• [REQUIRED TASK]: Among the lines below, list those containing the string "Output".

• [DATA FOR THIS TASK]:
+ + + + +
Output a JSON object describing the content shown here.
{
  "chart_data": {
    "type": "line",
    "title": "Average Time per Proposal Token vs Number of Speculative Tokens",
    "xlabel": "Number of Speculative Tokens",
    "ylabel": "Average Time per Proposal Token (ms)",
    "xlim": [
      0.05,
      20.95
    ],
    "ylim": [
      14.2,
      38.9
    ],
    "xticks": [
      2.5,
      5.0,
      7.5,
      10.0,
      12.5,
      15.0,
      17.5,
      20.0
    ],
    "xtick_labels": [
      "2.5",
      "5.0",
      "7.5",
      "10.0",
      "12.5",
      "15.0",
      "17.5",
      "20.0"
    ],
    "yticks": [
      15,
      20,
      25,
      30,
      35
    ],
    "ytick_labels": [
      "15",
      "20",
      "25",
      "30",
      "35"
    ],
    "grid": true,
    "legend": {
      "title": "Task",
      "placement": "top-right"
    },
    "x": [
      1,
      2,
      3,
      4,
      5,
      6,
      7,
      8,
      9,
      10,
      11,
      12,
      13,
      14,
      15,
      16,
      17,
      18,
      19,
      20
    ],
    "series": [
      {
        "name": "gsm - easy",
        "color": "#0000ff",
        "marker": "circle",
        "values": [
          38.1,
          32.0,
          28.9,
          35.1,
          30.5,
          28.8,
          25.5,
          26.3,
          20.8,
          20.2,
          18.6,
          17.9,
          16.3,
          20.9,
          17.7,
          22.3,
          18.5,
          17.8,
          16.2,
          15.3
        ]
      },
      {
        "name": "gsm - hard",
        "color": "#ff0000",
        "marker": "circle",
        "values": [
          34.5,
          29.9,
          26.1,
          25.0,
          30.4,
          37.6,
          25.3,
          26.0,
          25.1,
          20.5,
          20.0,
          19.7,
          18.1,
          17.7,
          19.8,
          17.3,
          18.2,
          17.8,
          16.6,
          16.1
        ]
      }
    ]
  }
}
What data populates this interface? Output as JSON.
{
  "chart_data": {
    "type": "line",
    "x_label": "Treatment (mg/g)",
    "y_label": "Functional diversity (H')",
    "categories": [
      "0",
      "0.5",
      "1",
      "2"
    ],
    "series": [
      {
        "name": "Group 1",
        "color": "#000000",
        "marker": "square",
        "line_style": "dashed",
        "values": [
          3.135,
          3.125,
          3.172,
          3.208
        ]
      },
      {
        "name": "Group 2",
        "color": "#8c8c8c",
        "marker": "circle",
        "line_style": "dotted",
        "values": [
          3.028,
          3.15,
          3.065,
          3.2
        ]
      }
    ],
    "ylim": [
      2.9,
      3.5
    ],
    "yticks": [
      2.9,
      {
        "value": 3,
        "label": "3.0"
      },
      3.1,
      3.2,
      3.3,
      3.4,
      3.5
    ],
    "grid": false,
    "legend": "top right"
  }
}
+ + + + +
• [EXERCISE RESPONSE]:
Output a JSON object describing the content shown here.
What data populates this interface? Output as JSON.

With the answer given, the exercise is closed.